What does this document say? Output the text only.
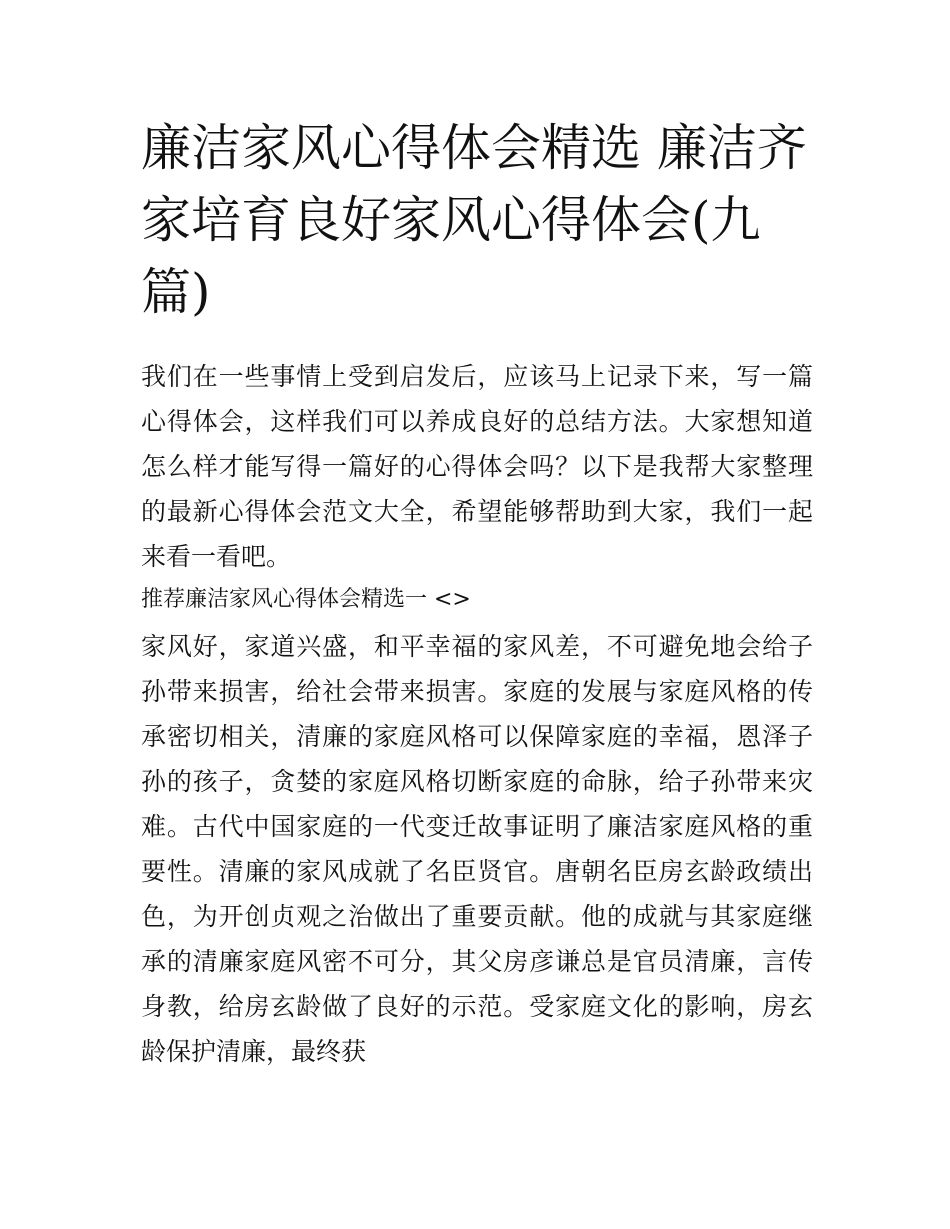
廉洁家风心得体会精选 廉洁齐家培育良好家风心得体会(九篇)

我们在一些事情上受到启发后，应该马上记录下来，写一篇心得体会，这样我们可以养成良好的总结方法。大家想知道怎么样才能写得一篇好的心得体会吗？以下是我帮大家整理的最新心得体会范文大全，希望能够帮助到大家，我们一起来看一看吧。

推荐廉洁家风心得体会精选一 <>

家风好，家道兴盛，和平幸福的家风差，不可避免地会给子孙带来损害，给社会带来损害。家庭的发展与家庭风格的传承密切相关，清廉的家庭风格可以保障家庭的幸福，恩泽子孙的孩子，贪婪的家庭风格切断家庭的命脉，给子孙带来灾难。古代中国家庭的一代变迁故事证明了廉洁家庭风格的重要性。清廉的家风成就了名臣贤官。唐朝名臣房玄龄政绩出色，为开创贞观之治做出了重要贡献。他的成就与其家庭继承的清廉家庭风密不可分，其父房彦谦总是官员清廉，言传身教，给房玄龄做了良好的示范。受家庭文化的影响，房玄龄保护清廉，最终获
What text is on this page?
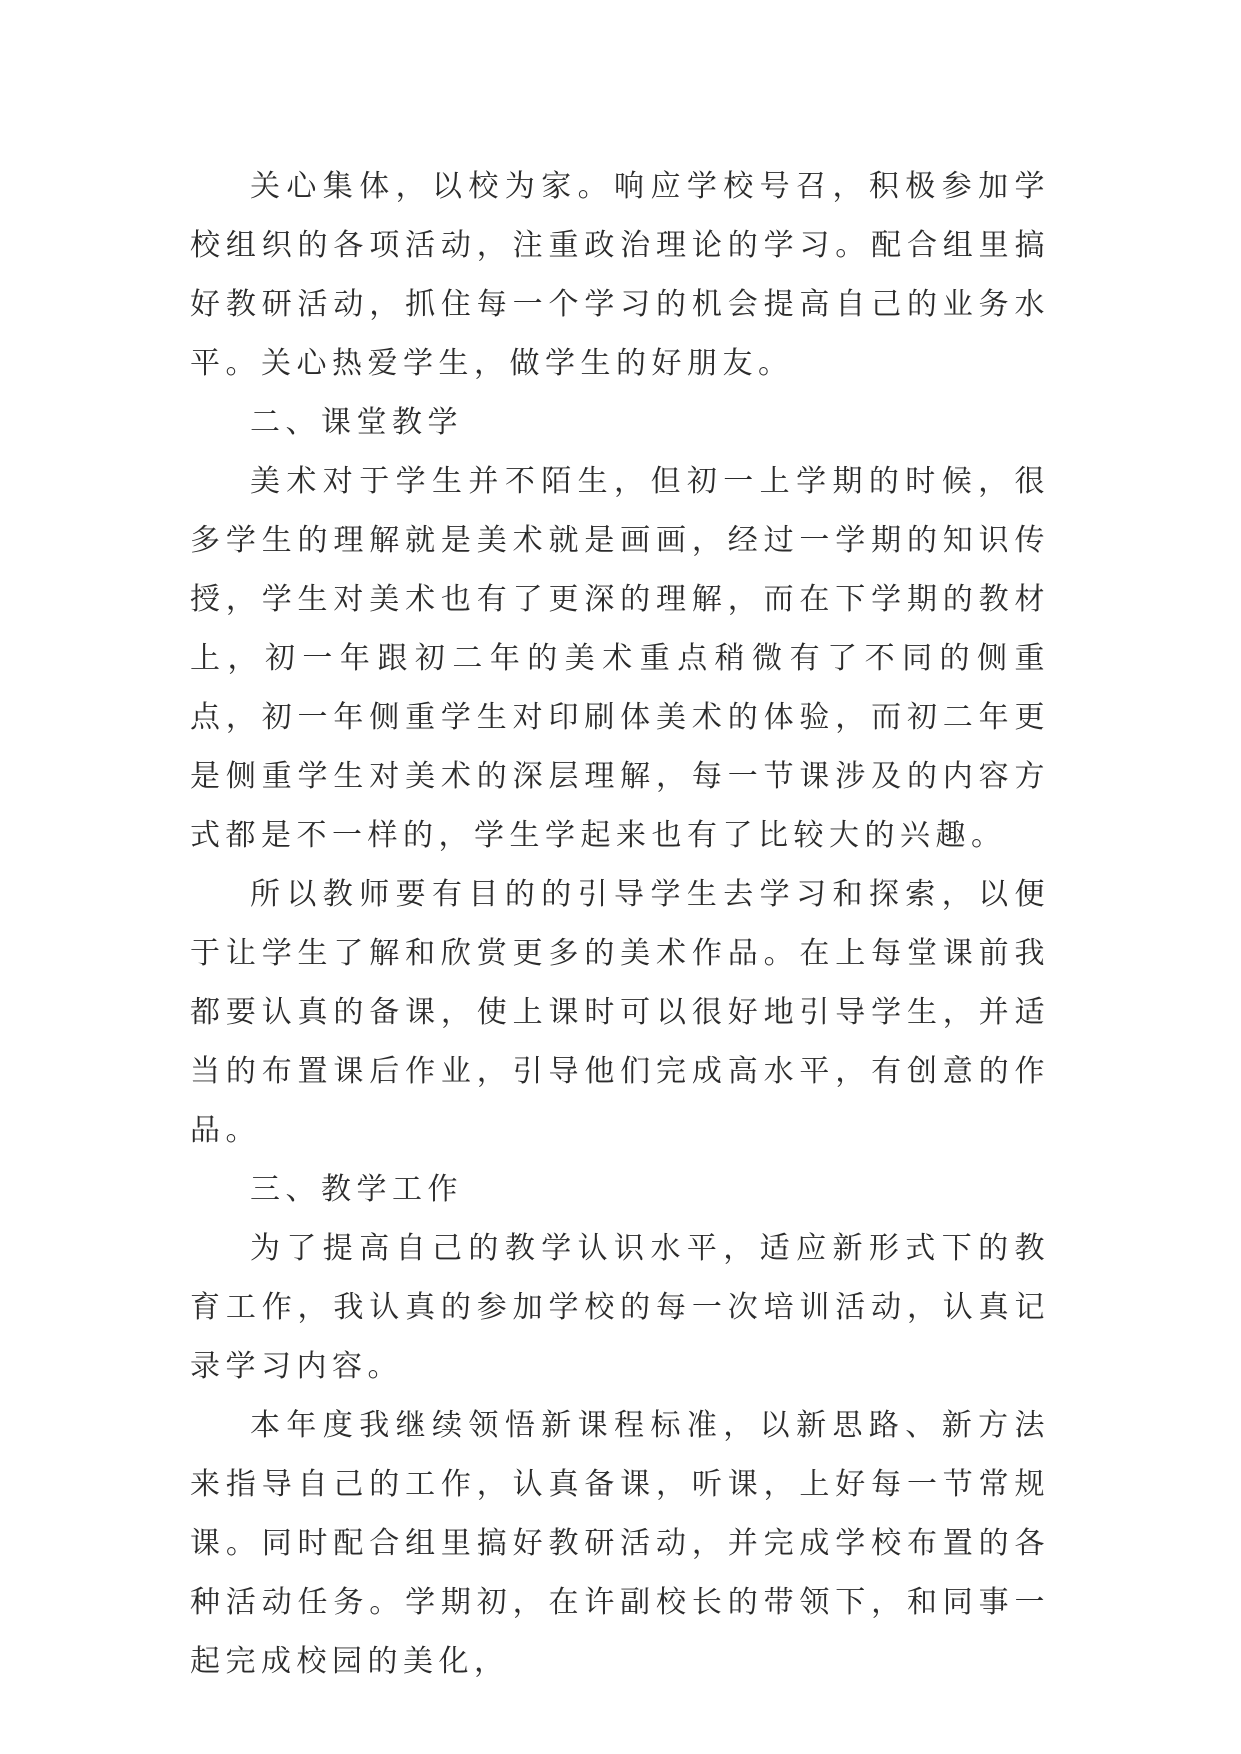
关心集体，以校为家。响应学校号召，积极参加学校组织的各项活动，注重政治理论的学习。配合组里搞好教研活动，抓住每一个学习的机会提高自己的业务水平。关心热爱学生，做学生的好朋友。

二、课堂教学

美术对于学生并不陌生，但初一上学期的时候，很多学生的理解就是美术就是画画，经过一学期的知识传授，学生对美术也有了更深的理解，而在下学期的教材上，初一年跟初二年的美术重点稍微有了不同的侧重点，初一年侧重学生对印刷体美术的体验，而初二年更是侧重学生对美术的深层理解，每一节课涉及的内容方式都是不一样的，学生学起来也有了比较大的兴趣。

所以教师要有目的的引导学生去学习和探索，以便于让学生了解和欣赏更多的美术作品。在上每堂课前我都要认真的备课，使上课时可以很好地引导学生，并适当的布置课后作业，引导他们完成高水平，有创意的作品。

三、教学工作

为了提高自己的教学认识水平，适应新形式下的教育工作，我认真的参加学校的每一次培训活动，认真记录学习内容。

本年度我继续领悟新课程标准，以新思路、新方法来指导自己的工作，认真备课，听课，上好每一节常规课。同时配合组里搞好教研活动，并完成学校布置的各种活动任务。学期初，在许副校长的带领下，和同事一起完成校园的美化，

The request> Restate the whole listing above exactly, please, omitting every image.

Answer below>
What does this document say? Output the text only.
廉洁家风心得体会精选 廉洁齐家培育良好家风心得体会(九篇)

我们在一些事情上受到启发后，应该马上记录下来，写一篇心得体会，这样我们可以养成良好的总结方法。大家想知道怎么样才能写得一篇好的心得体会吗？以下是我帮大家整理的最新心得体会范文大全，希望能够帮助到大家，我们一起来看一看吧。

推荐廉洁家风心得体会精选一 <>

家风好，家道兴盛，和平幸福的家风差，不可避免地会给子孙带来损害，给社会带来损害。家庭的发展与家庭风格的传承密切相关，清廉的家庭风格可以保障家庭的幸福，恩泽子孙的孩子，贪婪的家庭风格切断家庭的命脉，给子孙带来灾难。古代中国家庭的一代变迁故事证明了廉洁家庭风格的重要性。清廉的家风成就了名臣贤官。唐朝名臣房玄龄政绩出色，为开创贞观之治做出了重要贡献。他的成就与其家庭继承的清廉家庭风密不可分，其父房彦谦总是官员清廉，言传身教，给房玄龄做了良好的示范。受家庭文化的影响，房玄龄保护清廉，最终获
What text is on this page?
关心集体，以校为家。响应学校号召，积极参加学校组织的各项活动，注重政治理论的学习。配合组里搞好教研活动，抓住每一个学习的机会提高自己的业务水平。关心热爱学生，做学生的好朋友。

二、课堂教学

美术对于学生并不陌生，但初一上学期的时候，很多学生的理解就是美术就是画画，经过一学期的知识传授，学生对美术也有了更深的理解，而在下学期的教材上，初一年跟初二年的美术重点稍微有了不同的侧重点，初一年侧重学生对印刷体美术的体验，而初二年更是侧重学生对美术的深层理解，每一节课涉及的内容方式都是不一样的，学生学起来也有了比较大的兴趣。

所以教师要有目的的引导学生去学习和探索，以便于让学生了解和欣赏更多的美术作品。在上每堂课前我都要认真的备课，使上课时可以很好地引导学生，并适当的布置课后作业，引导他们完成高水平，有创意的作品。

三、教学工作

为了提高自己的教学认识水平，适应新形式下的教育工作，我认真的参加学校的每一次培训活动，认真记录学习内容。

本年度我继续领悟新课程标准，以新思路、新方法来指导自己的工作，认真备课，听课，上好每一节常规课。同时配合组里搞好教研活动，并完成学校布置的各种活动任务。学期初，在许副校长的带领下，和同事一起完成校园的美化，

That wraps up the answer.